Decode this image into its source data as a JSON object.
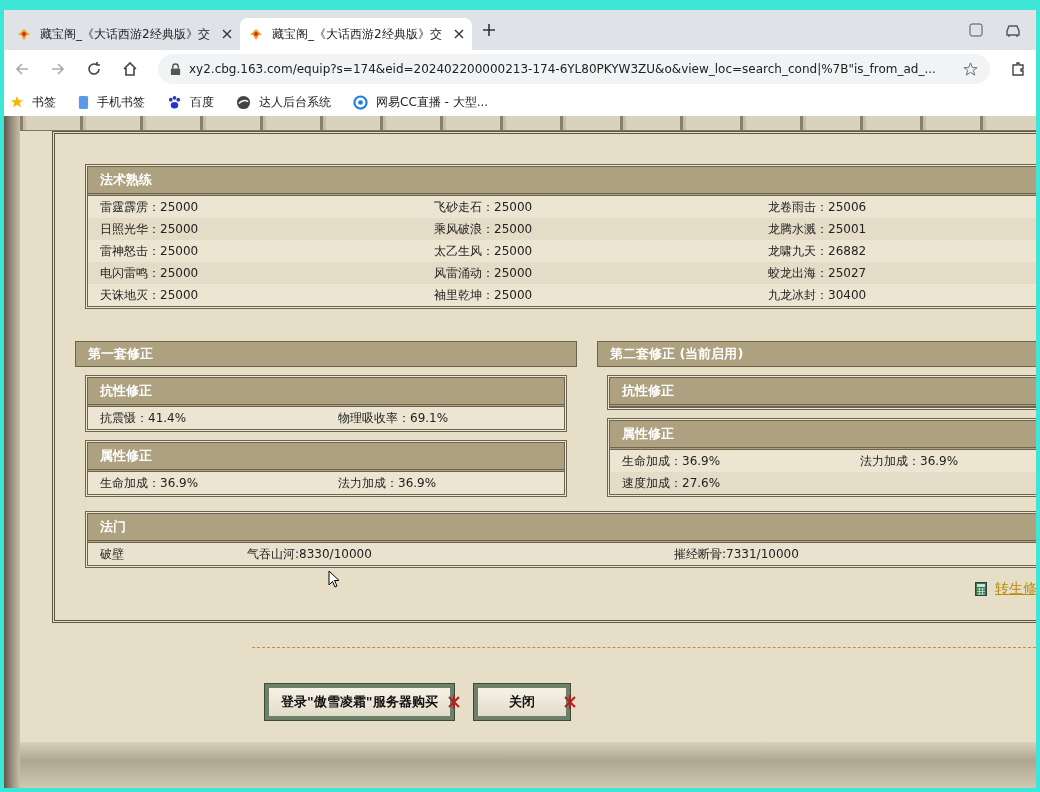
{
  "browser": {
    "tabs": [
      {
        "title": "藏宝阁_《大话西游2经典版》交",
        "selected": false
      },
      {
        "title": "藏宝阁_《大话西游2经典版》交",
        "selected": true
      }
    ],
    "url": "xy2.cbg.163.com/equip?s=174&eid=202402200000213-174-6YL80PKYW3ZU&o&view_loc=search_cond|%7B\"is_from_ad_...",
    "bookmarks": [
      {
        "label": "书签",
        "kind": "star"
      },
      {
        "label": "手机书签",
        "kind": "phone"
      },
      {
        "label": "百度",
        "kind": "paw"
      },
      {
        "label": "达人后台系统",
        "kind": "globe"
      },
      {
        "label": "网易CC直播 - 大型...",
        "kind": "cc"
      }
    ]
  },
  "skills": {
    "title": "法术熟练",
    "rows": [
      [
        "雷霆霹雳：25000",
        "飞砂走石：25000",
        "龙卷雨击：25006"
      ],
      [
        "日照光华：25000",
        "乘风破浪：25000",
        "龙腾水溅：25001"
      ],
      [
        "雷神怒击：25000",
        "太乙生风：25000",
        "龙啸九天：26882"
      ],
      [
        "电闪雷鸣：25000",
        "风雷涌动：25000",
        "蛟龙出海：25027"
      ],
      [
        "天诛地灭：25000",
        "袖里乾坤：25000",
        "九龙冰封：30400"
      ]
    ]
  },
  "corrections": [
    {
      "title": "第一套修正",
      "groups": [
        {
          "title": "抗性修正",
          "rows": [
            [
              "抗震慑：41.4%",
              "物理吸收率：69.1%"
            ]
          ]
        },
        {
          "title": "属性修正",
          "rows": [
            [
              "生命加成：36.9%",
              "法力加成：36.9%"
            ]
          ]
        }
      ]
    },
    {
      "title": "第二套修正 (当前启用)",
      "groups": [
        {
          "title": "抗性修正"
        },
        {
          "title": "属性修正",
          "rows": [
            [
              "生命加成：36.9%",
              "法力加成：36.9%"
            ],
            [
              "速度加成：27.6%"
            ]
          ]
        }
      ]
    }
  ],
  "famen": {
    "title": "法门",
    "items": [
      "破壁",
      "气吞山河:8330/10000",
      "摧经断骨:7331/10000"
    ]
  },
  "link": "转生修",
  "buttons": [
    "登录\"傲雪凌霜\"服务器购买",
    "关闭"
  ]
}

● ● ● ● ● ● ●

Give nothing but the count of lines in the listing above that hold the string "kind".

**COMPLETE RESPONSE**
5